WHAT TO WORK ON: Output each line of the material exactly as it stands.

LISTING:
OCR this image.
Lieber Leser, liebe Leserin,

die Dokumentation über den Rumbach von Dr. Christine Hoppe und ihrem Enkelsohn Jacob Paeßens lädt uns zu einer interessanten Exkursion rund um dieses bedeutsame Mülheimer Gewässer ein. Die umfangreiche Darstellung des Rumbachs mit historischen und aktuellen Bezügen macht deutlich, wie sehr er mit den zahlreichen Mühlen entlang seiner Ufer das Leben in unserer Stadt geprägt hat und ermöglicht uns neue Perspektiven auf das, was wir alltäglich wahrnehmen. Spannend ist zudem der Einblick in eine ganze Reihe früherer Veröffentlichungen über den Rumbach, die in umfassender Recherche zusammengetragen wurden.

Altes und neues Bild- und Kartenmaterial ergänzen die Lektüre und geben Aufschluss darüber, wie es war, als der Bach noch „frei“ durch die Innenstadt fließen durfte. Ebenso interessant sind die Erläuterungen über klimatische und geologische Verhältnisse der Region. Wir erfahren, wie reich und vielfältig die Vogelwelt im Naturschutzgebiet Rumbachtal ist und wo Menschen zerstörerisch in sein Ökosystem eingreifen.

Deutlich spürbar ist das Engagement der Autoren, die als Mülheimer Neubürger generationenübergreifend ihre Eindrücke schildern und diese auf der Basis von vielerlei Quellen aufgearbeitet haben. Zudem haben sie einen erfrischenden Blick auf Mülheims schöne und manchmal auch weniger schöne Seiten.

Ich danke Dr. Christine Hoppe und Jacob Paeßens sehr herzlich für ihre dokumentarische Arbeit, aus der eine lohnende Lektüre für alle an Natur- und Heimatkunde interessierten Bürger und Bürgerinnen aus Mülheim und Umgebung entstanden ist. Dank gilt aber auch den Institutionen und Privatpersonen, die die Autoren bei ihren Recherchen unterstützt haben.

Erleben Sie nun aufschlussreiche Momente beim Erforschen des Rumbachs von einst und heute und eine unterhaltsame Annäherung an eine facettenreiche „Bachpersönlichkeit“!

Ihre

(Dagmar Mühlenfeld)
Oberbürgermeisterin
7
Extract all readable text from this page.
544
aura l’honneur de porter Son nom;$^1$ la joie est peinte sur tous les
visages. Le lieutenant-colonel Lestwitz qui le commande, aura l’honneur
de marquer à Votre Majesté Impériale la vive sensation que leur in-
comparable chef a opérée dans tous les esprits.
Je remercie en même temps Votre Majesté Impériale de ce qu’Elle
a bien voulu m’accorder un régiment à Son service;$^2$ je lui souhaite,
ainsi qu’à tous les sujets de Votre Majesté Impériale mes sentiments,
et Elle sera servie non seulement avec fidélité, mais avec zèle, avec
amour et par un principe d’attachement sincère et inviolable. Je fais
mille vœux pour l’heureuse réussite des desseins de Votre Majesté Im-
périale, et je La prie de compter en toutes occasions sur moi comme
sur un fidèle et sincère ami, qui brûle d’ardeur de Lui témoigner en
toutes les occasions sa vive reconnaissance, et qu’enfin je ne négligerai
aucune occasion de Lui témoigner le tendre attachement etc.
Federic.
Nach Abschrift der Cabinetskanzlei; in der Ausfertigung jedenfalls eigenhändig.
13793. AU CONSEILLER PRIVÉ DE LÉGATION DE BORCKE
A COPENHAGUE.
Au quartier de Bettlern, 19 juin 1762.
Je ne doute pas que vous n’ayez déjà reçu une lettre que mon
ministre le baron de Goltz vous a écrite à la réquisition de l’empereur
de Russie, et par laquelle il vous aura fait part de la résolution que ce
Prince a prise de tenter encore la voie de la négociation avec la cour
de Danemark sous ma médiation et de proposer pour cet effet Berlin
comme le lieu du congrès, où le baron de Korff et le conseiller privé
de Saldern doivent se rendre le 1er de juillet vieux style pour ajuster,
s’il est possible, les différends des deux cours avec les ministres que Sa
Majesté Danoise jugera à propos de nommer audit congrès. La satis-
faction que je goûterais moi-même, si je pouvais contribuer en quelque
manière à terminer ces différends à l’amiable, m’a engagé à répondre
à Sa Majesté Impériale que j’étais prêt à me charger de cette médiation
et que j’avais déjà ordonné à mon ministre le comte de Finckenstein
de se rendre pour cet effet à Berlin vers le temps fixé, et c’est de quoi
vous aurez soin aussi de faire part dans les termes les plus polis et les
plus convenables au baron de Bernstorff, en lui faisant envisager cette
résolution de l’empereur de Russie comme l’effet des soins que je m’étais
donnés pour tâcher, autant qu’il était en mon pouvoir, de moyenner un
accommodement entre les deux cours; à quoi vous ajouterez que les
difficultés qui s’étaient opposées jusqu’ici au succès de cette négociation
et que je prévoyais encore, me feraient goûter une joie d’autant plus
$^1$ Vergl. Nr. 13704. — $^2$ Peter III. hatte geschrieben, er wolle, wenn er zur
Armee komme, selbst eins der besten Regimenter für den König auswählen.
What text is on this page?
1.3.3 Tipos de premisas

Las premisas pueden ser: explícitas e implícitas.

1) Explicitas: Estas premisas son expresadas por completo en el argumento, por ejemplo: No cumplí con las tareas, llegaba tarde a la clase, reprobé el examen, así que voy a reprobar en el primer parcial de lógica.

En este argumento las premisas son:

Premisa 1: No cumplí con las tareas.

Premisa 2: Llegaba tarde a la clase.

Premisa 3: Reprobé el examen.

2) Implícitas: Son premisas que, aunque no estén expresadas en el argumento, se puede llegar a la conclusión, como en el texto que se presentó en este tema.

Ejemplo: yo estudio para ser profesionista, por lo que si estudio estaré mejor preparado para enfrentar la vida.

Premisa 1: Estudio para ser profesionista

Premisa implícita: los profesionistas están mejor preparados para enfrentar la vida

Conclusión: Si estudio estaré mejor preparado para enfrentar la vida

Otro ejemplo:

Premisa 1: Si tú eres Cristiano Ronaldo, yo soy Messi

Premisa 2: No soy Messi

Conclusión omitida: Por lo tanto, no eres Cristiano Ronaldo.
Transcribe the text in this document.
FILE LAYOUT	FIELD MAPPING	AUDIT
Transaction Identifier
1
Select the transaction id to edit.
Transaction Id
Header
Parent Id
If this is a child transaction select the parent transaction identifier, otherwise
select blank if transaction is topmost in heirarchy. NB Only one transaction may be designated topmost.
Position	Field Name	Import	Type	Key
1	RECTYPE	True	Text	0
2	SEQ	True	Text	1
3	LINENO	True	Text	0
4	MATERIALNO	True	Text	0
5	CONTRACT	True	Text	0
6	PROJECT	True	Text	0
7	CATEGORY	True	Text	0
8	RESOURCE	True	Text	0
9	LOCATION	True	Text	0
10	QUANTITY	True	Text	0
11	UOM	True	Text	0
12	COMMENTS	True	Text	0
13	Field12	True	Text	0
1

COMPLETE ANSWER:
OCR this image.
Lieber Leser, liebe Leserin,

die Dokumentation über den Rumbach von Dr. Christine Hoppe und ihrem Enkelsohn Jacob Paeßens lädt uns zu einer interessanten Exkursion rund um dieses bedeutsame Mülheimer Gewässer ein. Die umfangreiche Darstellung des Rumbachs mit historischen und aktuellen Bezügen macht deutlich, wie sehr er mit den zahlreichen Mühlen entlang seiner Ufer das Leben in unserer Stadt geprägt hat und ermöglicht uns neue Perspektiven auf das, was wir alltäglich wahrnehmen. Spannend ist zudem der Einblick in eine ganze Reihe früherer Veröffentlichungen über den Rumbach, die in umfassender Recherche zusammengetragen wurden.

Altes und neues Bild- und Kartenmaterial ergänzen die Lektüre und geben Aufschluss darüber, wie es war, als der Bach noch „frei“ durch die Innenstadt fließen durfte. Ebenso interessant sind die Erläuterungen über klimatische und geologische Verhältnisse der Region. Wir erfahren, wie reich und vielfältig die Vogelwelt im Naturschutzgebiet Rumbachtal ist und wo Menschen zerstörerisch in sein Ökosystem eingreifen.

Deutlich spürbar ist das Engagement der Autoren, die als Mülheimer Neubürger generationenübergreifend ihre Eindrücke schildern und diese auf der Basis von vielerlei Quellen aufgearbeitet haben. Zudem haben sie einen erfrischenden Blick auf Mülheims schöne und manchmal auch weniger schöne Seiten.

Ich danke Dr. Christine Hoppe und Jacob Paeßens sehr herzlich für ihre dokumentarische Arbeit, aus der eine lohnende Lektüre für alle an Natur- und Heimatkunde interessierten Bürger und Bürgerinnen aus Mülheim und Umgebung entstanden ist. Dank gilt aber auch den Institutionen und Privatpersonen, die die Autoren bei ihren Recherchen unterstützt haben.

Erleben Sie nun aufschlussreiche Momente beim Erforschen des Rumbachs von einst und heute und eine unterhaltsame Annäherung an eine facettenreiche „Bachpersönlichkeit“!

Ihre

(Dagmar Mühlenfeld)
Oberbürgermeisterin
7
Extract all readable text from this page.
544
aura l’honneur de porter Son nom;$^1$ la joie est peinte sur tous les
visages. Le lieutenant-colonel Lestwitz qui le commande, aura l’honneur
de marquer à Votre Majesté Impériale la vive sensation que leur in-
comparable chef a opérée dans tous les esprits.
Je remercie en même temps Votre Majesté Impériale de ce qu’Elle
a bien voulu m’accorder un régiment à Son service;$^2$ je lui souhaite,
ainsi qu’à tous les sujets de Votre Majesté Impériale mes sentiments,
et Elle sera servie non seulement avec fidélité, mais avec zèle, avec
amour et par un principe d’attachement sincère et inviolable. Je fais
mille vœux pour l’heureuse réussite des desseins de Votre Majesté Im-
périale, et je La prie de compter en toutes occasions sur moi comme
sur un fidèle et sincère ami, qui brûle d’ardeur de Lui témoigner en
toutes les occasions sa vive reconnaissance, et qu’enfin je ne négligerai
aucune occasion de Lui témoigner le tendre attachement etc.
Federic.
Nach Abschrift der Cabinetskanzlei; in der Ausfertigung jedenfalls eigenhändig.
13793. AU CONSEILLER PRIVÉ DE LÉGATION DE BORCKE
A COPENHAGUE.
Au quartier de Bettlern, 19 juin 1762.
Je ne doute pas que vous n’ayez déjà reçu une lettre que mon
ministre le baron de Goltz vous a écrite à la réquisition de l’empereur
de Russie, et par laquelle il vous aura fait part de la résolution que ce
Prince a prise de tenter encore la voie de la négociation avec la cour
de Danemark sous ma médiation et de proposer pour cet effet Berlin
comme le lieu du congrès, où le baron de Korff et le conseiller privé
de Saldern doivent se rendre le 1er de juillet vieux style pour ajuster,
s’il est possible, les différends des deux cours avec les ministres que Sa
Majesté Danoise jugera à propos de nommer audit congrès. La satis-
faction que je goûterais moi-même, si je pouvais contribuer en quelque
manière à terminer ces différends à l’amiable, m’a engagé à répondre
à Sa Majesté Impériale que j’étais prêt à me charger de cette médiation
et que j’avais déjà ordonné à mon ministre le comte de Finckenstein
de se rendre pour cet effet à Berlin vers le temps fixé, et c’est de quoi
vous aurez soin aussi de faire part dans les termes les plus polis et les
plus convenables au baron de Bernstorff, en lui faisant envisager cette
résolution de l’empereur de Russie comme l’effet des soins que je m’étais
donnés pour tâcher, autant qu’il était en mon pouvoir, de moyenner un
accommodement entre les deux cours; à quoi vous ajouterez que les
difficultés qui s’étaient opposées jusqu’ici au succès de cette négociation
et que je prévoyais encore, me feraient goûter une joie d’autant plus
$^1$ Vergl. Nr. 13704. — $^2$ Peter III. hatte geschrieben, er wolle, wenn er zur
Armee komme, selbst eins der besten Regimenter für den König auswählen.
What text is on this page?
1.3.3 Tipos de premisas

Las premisas pueden ser: explícitas e implícitas.

1) Explicitas: Estas premisas son expresadas por completo en el argumento, por ejemplo: No cumplí con las tareas, llegaba tarde a la clase, reprobé el examen, así que voy a reprobar en el primer parcial de lógica.

En este argumento las premisas son:

Premisa 1: No cumplí con las tareas.

Premisa 2: Llegaba tarde a la clase.

Premisa 3: Reprobé el examen.

2) Implícitas: Son premisas que, aunque no estén expresadas en el argumento, se puede llegar a la conclusión, como en el texto que se presentó en este tema.

Ejemplo: yo estudio para ser profesionista, por lo que si estudio estaré mejor preparado para enfrentar la vida.

Premisa 1: Estudio para ser profesionista

Premisa implícita: los profesionistas están mejor preparados para enfrentar la vida

Conclusión: Si estudio estaré mejor preparado para enfrentar la vida

Otro ejemplo:

Premisa 1: Si tú eres Cristiano Ronaldo, yo soy Messi

Premisa 2: No soy Messi

Conclusión omitida: Por lo tanto, no eres Cristiano Ronaldo.
Transcribe the text in this document.
FILE LAYOUT	FIELD MAPPING	AUDIT
Transaction Identifier
1
Select the transaction id to edit.
Transaction Id
Header
Parent Id
If this is a child transaction select the parent transaction identifier, otherwise
select blank if transaction is topmost in heirarchy. NB Only one transaction may be designated topmost.
Position	Field Name	Import	Type	Key
1	RECTYPE	True	Text	0
2	SEQ	True	Text	1
3	LINENO	True	Text	0
4	MATERIALNO	True	Text	0
5	CONTRACT	True	Text	0
6	PROJECT	True	Text	0
7	CATEGORY	True	Text	0
8	RESOURCE	True	Text	0
9	LOCATION	True	Text	0
10	QUANTITY	True	Text	0
11	UOM	True	Text	0
12	COMMENTS	True	Text	0
13	Field12	True	Text	0
1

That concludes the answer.